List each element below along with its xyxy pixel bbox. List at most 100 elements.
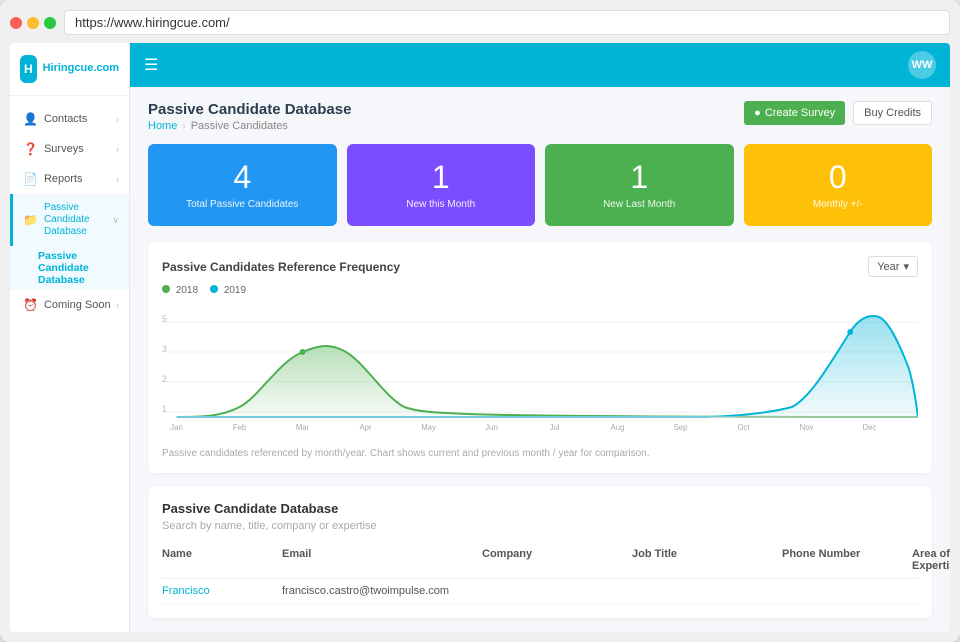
breadcrumb: Home › Passive Candidates bbox=[148, 120, 351, 132]
stat-number-new-last: 1 bbox=[557, 160, 722, 195]
sidebar-label-passive: Passive CandidateDatabase bbox=[44, 202, 112, 238]
buy-credits-button[interactable]: Buy Credits bbox=[853, 101, 932, 125]
svg-text:Jun: Jun bbox=[485, 423, 497, 432]
close-dot[interactable] bbox=[10, 17, 22, 29]
app-container: H Hiringcue.com 👤 Contacts › ❓ Surveys bbox=[10, 43, 950, 632]
col-job-title: Job Title bbox=[632, 548, 782, 572]
passive-icon: 📁 bbox=[23, 213, 38, 227]
cell-email: francisco.castro@twoimpulse.com bbox=[282, 585, 482, 597]
svg-text:1: 1 bbox=[162, 404, 167, 414]
table-row[interactable]: Francisco francisco.castro@twoimpulse.co… bbox=[162, 579, 918, 604]
legend-2018: 2018 bbox=[162, 285, 198, 296]
svg-text:Oct: Oct bbox=[738, 423, 751, 432]
coming-soon-icon: ⏰ bbox=[23, 298, 38, 312]
stat-card-monthly: 0 Monthly +/- bbox=[744, 144, 933, 226]
sidebar-logo: H Hiringcue.com bbox=[10, 43, 129, 96]
col-email: Email bbox=[282, 548, 482, 572]
cell-phone bbox=[782, 585, 912, 597]
sidebar-label-coming-soon: Coming Soon bbox=[44, 299, 111, 311]
minimize-dot[interactable] bbox=[27, 17, 39, 29]
sidebar-label-surveys: Surveys bbox=[44, 143, 84, 155]
surveys-icon: ❓ bbox=[23, 142, 38, 156]
svg-text:Jul: Jul bbox=[550, 423, 560, 432]
chevron-down-icon: ∨ bbox=[112, 215, 119, 226]
stat-card-total: 4 Total Passive Candidates bbox=[148, 144, 337, 226]
browser-window: https://www.hiringcue.com/ H Hiringcue.c… bbox=[0, 0, 960, 642]
svg-text:Aug: Aug bbox=[611, 423, 625, 432]
stat-label-total: Total Passive Candidates bbox=[160, 199, 325, 210]
stat-number-total: 4 bbox=[160, 160, 325, 195]
svg-text:2: 2 bbox=[162, 374, 167, 384]
legend-label-2019: 2019 bbox=[224, 285, 246, 296]
col-company: Company bbox=[482, 548, 632, 572]
stat-card-new-last: 1 New Last Month bbox=[545, 144, 734, 226]
chart-filter-dropdown[interactable]: Year ▾ bbox=[868, 256, 918, 277]
stat-number-monthly: 0 bbox=[756, 160, 921, 195]
svg-text:May: May bbox=[421, 423, 436, 432]
stat-label-new-last: New Last Month bbox=[557, 199, 722, 210]
stat-label-monthly: Monthly +/- bbox=[756, 199, 921, 210]
cell-job-title bbox=[632, 585, 782, 597]
logo-icon: H bbox=[20, 55, 37, 83]
svg-text:Sep: Sep bbox=[674, 423, 688, 432]
table-header: Name Email Company Job Title Phone Numbe… bbox=[162, 542, 918, 579]
sidebar-item-reports[interactable]: 📄 Reports › bbox=[10, 164, 129, 194]
cell-name[interactable]: Francisco bbox=[162, 585, 282, 597]
browser-dots bbox=[10, 17, 56, 29]
create-survey-button[interactable]: ● Create Survey bbox=[744, 101, 845, 125]
chart-visualization: 5 3 2 1 bbox=[162, 302, 918, 442]
main-content: ☰ WW Passive Candidate Database Home › P… bbox=[130, 43, 950, 632]
svg-text:3: 3 bbox=[162, 344, 167, 354]
stats-row: 4 Total Passive Candidates 1 New this Mo… bbox=[148, 144, 932, 226]
stat-label-new-month: New this Month bbox=[359, 199, 524, 210]
legend-2019: 2019 bbox=[210, 285, 246, 296]
chevron-icon: › bbox=[116, 174, 119, 184]
sidebar-item-passive-candidate[interactable]: 📁 Passive CandidateDatabase ∨ bbox=[10, 194, 129, 246]
browser-toolbar: https://www.hiringcue.com/ bbox=[10, 10, 950, 35]
page-header: Passive Candidate Database Home › Passiv… bbox=[148, 101, 932, 132]
table-search-hint: Search by name, title, company or expert… bbox=[162, 520, 918, 532]
svg-text:Feb: Feb bbox=[233, 423, 247, 432]
breadcrumb-current: Passive Candidates bbox=[191, 120, 288, 132]
svg-text:Nov: Nov bbox=[800, 423, 814, 432]
svg-text:Jan: Jan bbox=[170, 423, 182, 432]
chevron-down-icon: ▾ bbox=[903, 260, 909, 273]
col-expertise: Area of Expertise bbox=[912, 548, 950, 572]
url-bar[interactable]: https://www.hiringcue.com/ bbox=[64, 10, 950, 35]
header-buttons: ● Create Survey Buy Credits bbox=[744, 101, 932, 125]
table-title: Passive Candidate Database bbox=[162, 501, 918, 516]
svg-text:Mar: Mar bbox=[296, 423, 310, 432]
topbar: ☰ WW bbox=[130, 43, 950, 87]
chart-svg: 5 3 2 1 bbox=[162, 302, 918, 442]
legend-label-2018: 2018 bbox=[176, 285, 198, 296]
stat-number-new-month: 1 bbox=[359, 160, 524, 195]
logo-text: Hiringcue.com bbox=[43, 62, 119, 75]
cell-expertise bbox=[912, 585, 918, 597]
sidebar: H Hiringcue.com 👤 Contacts › ❓ Surveys bbox=[10, 43, 130, 632]
col-phone: Phone Number bbox=[782, 548, 912, 572]
sidebar-item-coming-soon[interactable]: ⏰ Coming Soon › bbox=[10, 290, 129, 320]
svg-text:Apr: Apr bbox=[360, 423, 372, 432]
chart-section: Passive Candidates Reference Frequency Y… bbox=[148, 242, 932, 473]
breadcrumb-home[interactable]: Home bbox=[148, 120, 177, 132]
create-survey-label: Create Survey bbox=[765, 107, 835, 119]
plus-icon: ● bbox=[754, 107, 761, 119]
hamburger-icon[interactable]: ☰ bbox=[144, 55, 158, 75]
chart-title: Passive Candidates Reference Frequency bbox=[162, 260, 400, 274]
sidebar-label-contacts: Contacts bbox=[44, 113, 87, 125]
chevron-icon: › bbox=[116, 144, 119, 154]
page-title: Passive Candidate Database bbox=[148, 101, 351, 118]
sidebar-navigation: 👤 Contacts › ❓ Surveys › 📄 Reports bbox=[10, 96, 129, 328]
avatar[interactable]: WW bbox=[908, 51, 936, 79]
sidebar-item-contacts[interactable]: 👤 Contacts › bbox=[10, 104, 129, 134]
sidebar-item-surveys[interactable]: ❓ Surveys › bbox=[10, 134, 129, 164]
reports-icon: 📄 bbox=[23, 172, 38, 186]
breadcrumb-separator: › bbox=[182, 121, 185, 132]
maximize-dot[interactable] bbox=[44, 17, 56, 29]
stat-card-new-month: 1 New this Month bbox=[347, 144, 536, 226]
chevron-icon: › bbox=[116, 114, 119, 124]
cell-company bbox=[482, 585, 632, 597]
chart-note: Passive candidates referenced by month/y… bbox=[162, 448, 918, 459]
page-title-section: Passive Candidate Database Home › Passiv… bbox=[148, 101, 351, 132]
chevron-icon: › bbox=[116, 300, 119, 310]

——

EXERCISE DETAILS:
List every line of the material that contains the string "sidebar", copying each one in full.

THE COMPLETED TASK:
sidebar-label-passive: Passive CandidateDatabase bbox=[44, 202, 112, 238]
sidebar-logo: H Hiringcue.com bbox=[10, 43, 129, 96]
sidebar-label-coming-soon: Coming Soon bbox=[44, 299, 111, 311]
sidebar-label-surveys: Surveys bbox=[44, 143, 84, 155]
sidebar-item-reports[interactable]: 📄 Reports › bbox=[10, 164, 129, 194]
sidebar-item-passive-candidate[interactable]: 📁 Passive CandidateDatabase ∨ bbox=[10, 194, 129, 246]
sidebar: H Hiringcue.com 👤 Contacts › ❓ Surveys bbox=[10, 43, 130, 632]
sidebar-item-coming-soon[interactable]: ⏰ Coming Soon › bbox=[10, 290, 129, 320]
sidebar-label-contacts: Contacts bbox=[44, 113, 87, 125]
sidebar-navigation: 👤 Contacts › ❓ Surveys › 📄 Reports bbox=[10, 96, 129, 328]
sidebar-item-contacts[interactable]: 👤 Contacts › bbox=[10, 104, 129, 134]
sidebar-item-surveys[interactable]: ❓ Surveys › bbox=[10, 134, 129, 164]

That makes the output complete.